**Data for this exercise**
[START]

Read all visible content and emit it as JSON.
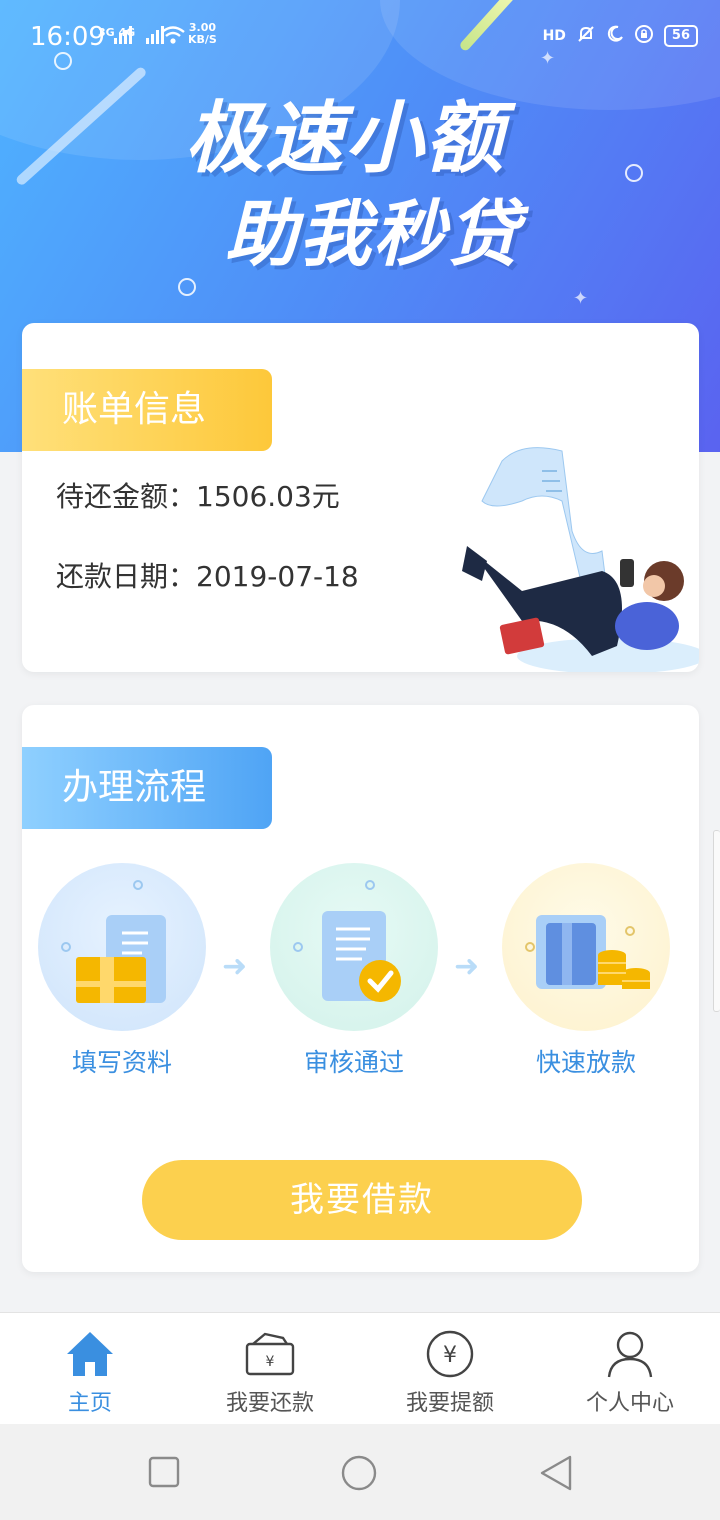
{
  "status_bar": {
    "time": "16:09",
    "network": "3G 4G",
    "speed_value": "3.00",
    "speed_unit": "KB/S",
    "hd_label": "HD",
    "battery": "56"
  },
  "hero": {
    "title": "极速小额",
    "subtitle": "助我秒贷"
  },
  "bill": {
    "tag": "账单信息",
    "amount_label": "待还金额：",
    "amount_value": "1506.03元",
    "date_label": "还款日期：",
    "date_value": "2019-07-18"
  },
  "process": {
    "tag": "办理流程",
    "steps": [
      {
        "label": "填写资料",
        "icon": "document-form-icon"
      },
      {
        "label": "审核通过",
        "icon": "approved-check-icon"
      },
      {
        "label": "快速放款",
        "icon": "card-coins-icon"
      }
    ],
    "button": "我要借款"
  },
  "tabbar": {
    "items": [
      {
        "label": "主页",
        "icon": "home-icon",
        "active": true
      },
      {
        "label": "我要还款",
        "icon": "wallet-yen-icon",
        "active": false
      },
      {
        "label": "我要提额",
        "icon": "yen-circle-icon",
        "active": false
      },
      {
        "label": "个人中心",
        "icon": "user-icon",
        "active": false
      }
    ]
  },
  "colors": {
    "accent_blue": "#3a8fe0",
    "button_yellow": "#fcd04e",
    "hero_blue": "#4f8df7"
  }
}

[END]
[START]

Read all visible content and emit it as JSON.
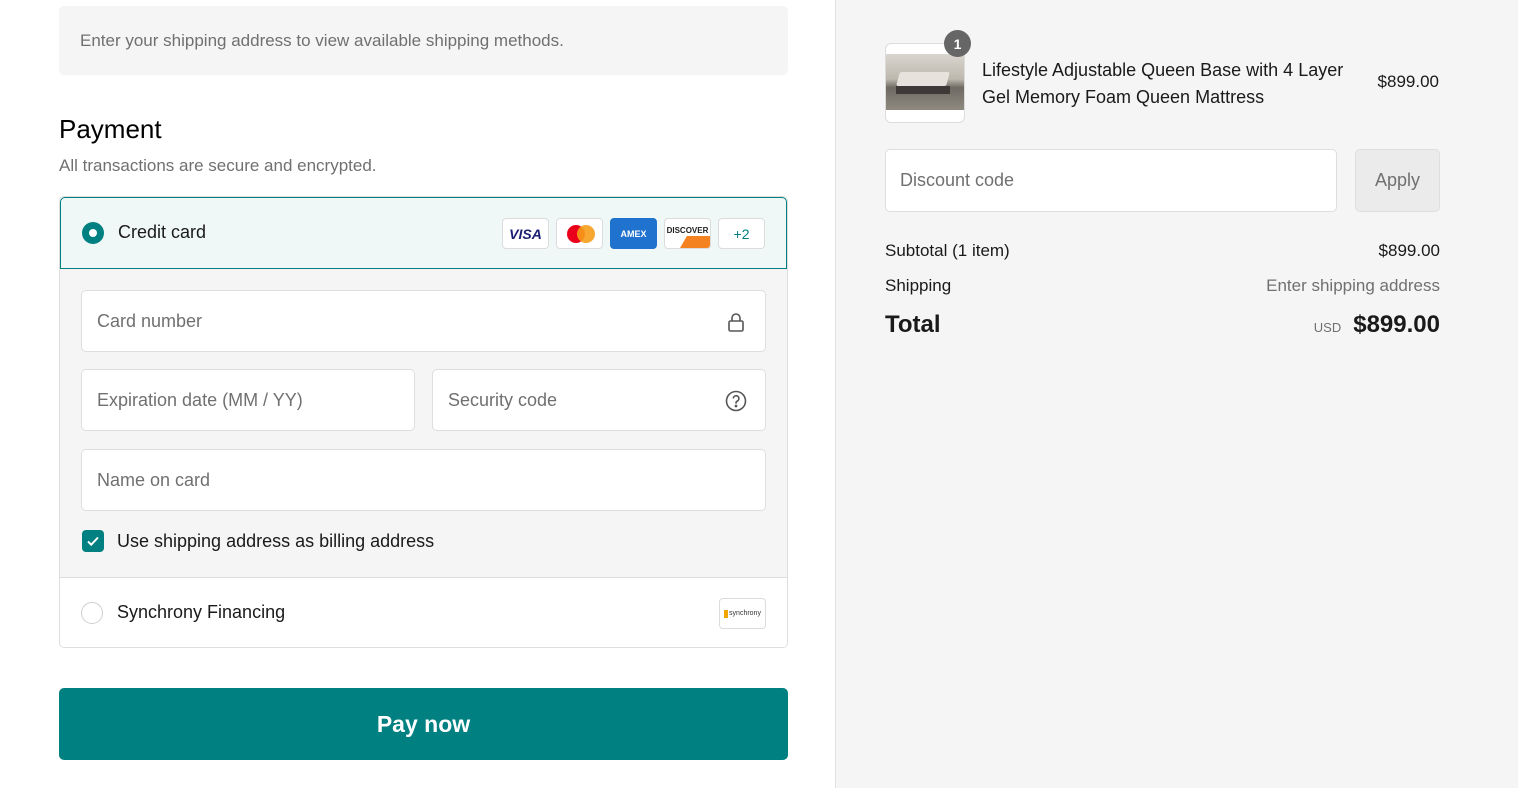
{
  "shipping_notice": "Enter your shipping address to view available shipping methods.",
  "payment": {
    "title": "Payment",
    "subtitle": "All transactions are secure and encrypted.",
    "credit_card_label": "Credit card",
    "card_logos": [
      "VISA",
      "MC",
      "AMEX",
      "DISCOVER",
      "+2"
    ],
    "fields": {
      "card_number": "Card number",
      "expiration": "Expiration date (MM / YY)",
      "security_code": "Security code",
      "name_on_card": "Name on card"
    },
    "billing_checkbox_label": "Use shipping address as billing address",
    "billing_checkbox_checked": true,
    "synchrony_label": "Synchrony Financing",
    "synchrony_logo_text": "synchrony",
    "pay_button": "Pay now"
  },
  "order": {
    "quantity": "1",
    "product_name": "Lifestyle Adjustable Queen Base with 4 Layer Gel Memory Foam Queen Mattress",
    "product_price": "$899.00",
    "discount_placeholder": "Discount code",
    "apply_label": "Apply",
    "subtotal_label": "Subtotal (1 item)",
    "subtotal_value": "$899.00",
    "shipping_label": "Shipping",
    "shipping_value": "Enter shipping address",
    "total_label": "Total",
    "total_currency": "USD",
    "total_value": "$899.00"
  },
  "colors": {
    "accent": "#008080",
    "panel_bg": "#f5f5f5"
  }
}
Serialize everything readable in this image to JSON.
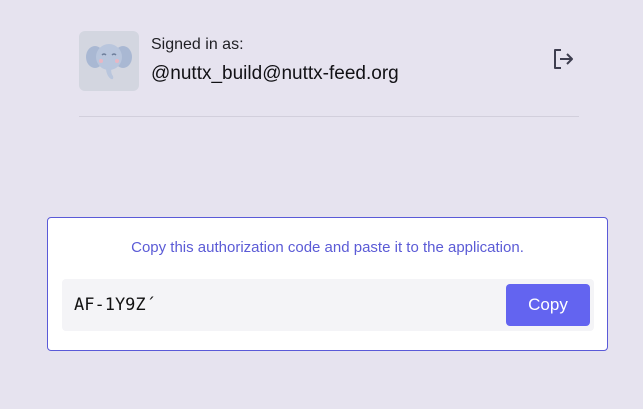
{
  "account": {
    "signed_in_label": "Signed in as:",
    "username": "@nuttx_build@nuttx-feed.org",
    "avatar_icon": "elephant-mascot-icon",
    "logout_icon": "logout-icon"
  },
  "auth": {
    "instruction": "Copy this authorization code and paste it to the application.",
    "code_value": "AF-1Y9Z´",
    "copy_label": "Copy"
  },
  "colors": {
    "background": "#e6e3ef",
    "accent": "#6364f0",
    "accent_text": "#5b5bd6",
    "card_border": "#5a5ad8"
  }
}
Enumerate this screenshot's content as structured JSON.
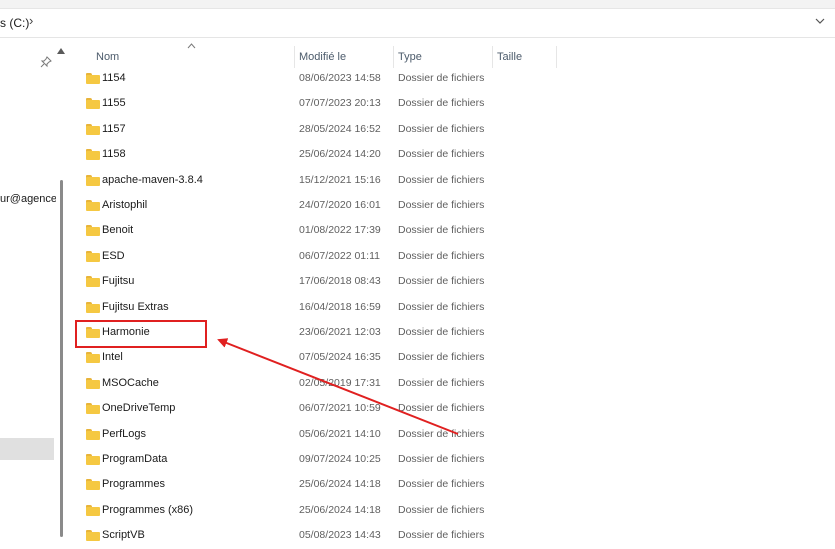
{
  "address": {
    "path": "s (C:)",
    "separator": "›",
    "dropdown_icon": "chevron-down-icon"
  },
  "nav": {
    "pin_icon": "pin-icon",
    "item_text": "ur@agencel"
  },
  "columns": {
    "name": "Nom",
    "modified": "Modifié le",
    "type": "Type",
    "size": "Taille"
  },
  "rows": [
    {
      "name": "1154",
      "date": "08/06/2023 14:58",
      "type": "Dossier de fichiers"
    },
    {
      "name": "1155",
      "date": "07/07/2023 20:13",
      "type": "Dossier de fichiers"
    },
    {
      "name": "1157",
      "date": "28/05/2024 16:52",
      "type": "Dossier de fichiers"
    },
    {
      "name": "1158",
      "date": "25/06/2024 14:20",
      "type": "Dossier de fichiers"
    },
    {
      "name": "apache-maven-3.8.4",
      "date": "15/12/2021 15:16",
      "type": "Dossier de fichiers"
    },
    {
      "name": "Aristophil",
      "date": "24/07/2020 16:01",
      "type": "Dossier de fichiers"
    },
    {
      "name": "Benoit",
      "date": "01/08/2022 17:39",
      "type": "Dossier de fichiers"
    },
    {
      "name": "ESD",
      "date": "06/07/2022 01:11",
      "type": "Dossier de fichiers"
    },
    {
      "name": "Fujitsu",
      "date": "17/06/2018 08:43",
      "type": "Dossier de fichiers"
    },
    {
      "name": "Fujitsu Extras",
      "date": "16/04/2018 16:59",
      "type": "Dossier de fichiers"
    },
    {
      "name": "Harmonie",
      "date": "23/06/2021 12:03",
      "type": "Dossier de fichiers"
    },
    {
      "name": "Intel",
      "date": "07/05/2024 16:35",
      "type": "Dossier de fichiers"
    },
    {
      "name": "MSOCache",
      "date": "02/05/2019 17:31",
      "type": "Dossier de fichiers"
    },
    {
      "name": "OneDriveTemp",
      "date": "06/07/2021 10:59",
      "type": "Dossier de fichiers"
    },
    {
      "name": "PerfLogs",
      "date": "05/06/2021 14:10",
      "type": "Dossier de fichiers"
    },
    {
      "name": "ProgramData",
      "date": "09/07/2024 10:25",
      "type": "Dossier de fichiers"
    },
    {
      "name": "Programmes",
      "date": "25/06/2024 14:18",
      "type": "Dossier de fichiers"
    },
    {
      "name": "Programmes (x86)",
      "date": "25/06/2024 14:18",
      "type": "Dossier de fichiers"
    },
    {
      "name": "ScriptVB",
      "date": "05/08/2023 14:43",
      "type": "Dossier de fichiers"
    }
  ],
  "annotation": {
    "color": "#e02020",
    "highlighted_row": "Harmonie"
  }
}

[END]

**Set exercise**
Check each line above for "true" and return the ones that have it.

**Response below**
        "active": true
    "billing_checkbox_checked": true,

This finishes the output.